» Instructions to follow:
Please give the entries again in full and exactly, without any picture.

» Rows:
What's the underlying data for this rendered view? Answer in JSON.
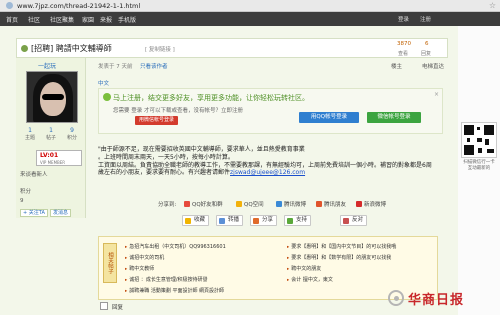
{
  "browser": {
    "url": "www.7jpz.com/thread-21942-1-1.html"
  },
  "sitenav": {
    "items": [
      "首页",
      "社区",
      "社区聚集",
      "家園",
      "来报",
      "手机版"
    ],
    "right": [
      "登录",
      "注册"
    ]
  },
  "thread": {
    "title": "[招聘] 聘請中文輔導師",
    "subtitle": "[ 复制链接 ]",
    "stats": [
      {
        "value": "3870",
        "label": "查看"
      },
      {
        "value": "6",
        "label": "回复"
      }
    ]
  },
  "user": {
    "name": "一起玩",
    "stats": [
      {
        "value": "1",
        "label": "主题"
      },
      {
        "value": "1",
        "label": "帖子"
      },
      {
        "value": "9",
        "label": "积分"
      }
    ],
    "level": "LV:01",
    "vip": "VIP MEMBER",
    "title": "来谈看新人",
    "credit_label": "积分",
    "credit_value": "9",
    "follow": "+ 关注TA",
    "message": "发消息"
  },
  "post": {
    "meta": "发表于 7 天前",
    "only_author": "只看该作者",
    "floor": "楼主",
    "tools": "电梯直达",
    "lang_tag": "中文",
    "notice_title": "马上注册，结交更多好友，享用更多功能，让你轻松玩转社区。",
    "notice_line": "您需要 登录 才可以下载或查看，没有帐号？立即注册",
    "register_btn": "用微信帐号登录",
    "qq_btn": "用QQ帐号登录",
    "wechat_btn": "微信帐号登录",
    "body_lines": [
      "\"由于師源不足，现在需要招收英國中文輔導師，要求華人，並且熱愛教育事業",
      "。上班時間周末兩天，一天5小時，按每小時計算。",
      "工資面以周結。負責協助全職老師的教導工作，不需要教那課，有無經驗均可，上周前免費培訓一個小時。補習的對象都是6周",
      "歲左右的小朋友，要求要有耐心。有兴趣者请郵件"
    ],
    "email": "zjswad@ujeee@126.com",
    "share_label": "分享到:",
    "share_items": [
      "QQ好友和群",
      "QQ空间",
      "腾讯微博",
      "腾讯朋友",
      "新浪微博"
    ],
    "actions": [
      "收藏",
      "转播",
      "分享",
      "支持",
      "反对"
    ]
  },
  "infobox": {
    "badge": "相关帖子",
    "left_items": [
      "急招汽车出租（中文司机）QQ996316601",
      "诚招中文的司机",
      "聘中文教师",
      "诚招 ：成长生意管理/积极按待研發",
      "誠聘兼職 活動策劃 平面設計師 網頁設計師"
    ],
    "right_items": [
      "要求【惠明】和【国内中文节目】的可以找我哦",
      "要求【惠明】和【数学有限】的朋友可以找我",
      "聘中文的朋友",
      "会计 擅中文，東文"
    ]
  },
  "reply": {
    "label": "回复",
    "right": "使用道具  举报"
  },
  "side": {
    "qr_label": "扫描微信行一卡 互动最新的"
  },
  "watermark": {
    "text": "华商日报"
  }
}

» Task solution:
What's the underlying data for this rendered view? Answer in JSON.
{
  "browser": {
    "url": "www.7jpz.com/thread-21942-1-1.html"
  },
  "sitenav": {
    "items": [
      "首页",
      "社区",
      "社区聚集",
      "家園",
      "来报",
      "手机版"
    ],
    "right": [
      "登录",
      "注册"
    ]
  },
  "thread": {
    "title": "[招聘] 聘請中文輔導師",
    "subtitle": "[ 复制链接 ]",
    "stats": [
      {
        "value": "3870",
        "label": "查看"
      },
      {
        "value": "6",
        "label": "回复"
      }
    ]
  },
  "user": {
    "name": "一起玩",
    "stats": [
      {
        "value": "1",
        "label": "主题"
      },
      {
        "value": "1",
        "label": "帖子"
      },
      {
        "value": "9",
        "label": "积分"
      }
    ],
    "level": "LV:01",
    "vip": "VIP MEMBER",
    "title": "来谈看新人",
    "credit_label": "积分",
    "credit_value": "9",
    "follow": "+ 关注TA",
    "message": "发消息"
  },
  "post": {
    "meta": "发表于 7 天前",
    "only_author": "只看该作者",
    "floor": "楼主",
    "tools": "电梯直达",
    "lang_tag": "中文",
    "notice_title": "马上注册，结交更多好友，享用更多功能，让你轻松玩转社区。",
    "notice_line": "您需要 登录 才可以下载或查看，没有帐号？立即注册",
    "register_btn": "用微信帐号登录",
    "qq_btn": "用QQ帐号登录",
    "wechat_btn": "微信帐号登录",
    "body_lines": [
      "\"由于師源不足，现在需要招收英國中文輔導師，要求華人，並且熱愛教育事業",
      "。上班時間周末兩天，一天5小時，按每小時計算。",
      "工資面以周結。負責協助全職老師的教導工作，不需要教那課，有無經驗均可，上周前免費培訓一個小時。補習的對象都是6周",
      "歲左右的小朋友，要求要有耐心。有兴趣者请郵件"
    ],
    "email": "zjswad@ujeee@126.com",
    "share_label": "分享到:",
    "share_items": [
      "QQ好友和群",
      "QQ空间",
      "腾讯微博",
      "腾讯朋友",
      "新浪微博"
    ],
    "actions": [
      "收藏",
      "转播",
      "分享",
      "支持",
      "反对"
    ]
  },
  "infobox": {
    "badge": "相关帖子",
    "left_items": [
      "急招汽车出租（中文司机）QQ996316601",
      "诚招中文的司机",
      "聘中文教师",
      "诚招 ：成长生意管理/积极按待研發",
      "誠聘兼職 活動策劃 平面設計師 網頁設計師"
    ],
    "right_items": [
      "要求【惠明】和【国内中文节目】的可以找我哦",
      "要求【惠明】和【数学有限】的朋友可以找我",
      "聘中文的朋友",
      "会计 擅中文，東文"
    ]
  },
  "reply": {
    "label": "回复",
    "right": "使用道具  举报"
  },
  "side": {
    "qr_label": "扫描微信行一卡 互动最新的"
  },
  "watermark": {
    "text": "华商日报"
  }
}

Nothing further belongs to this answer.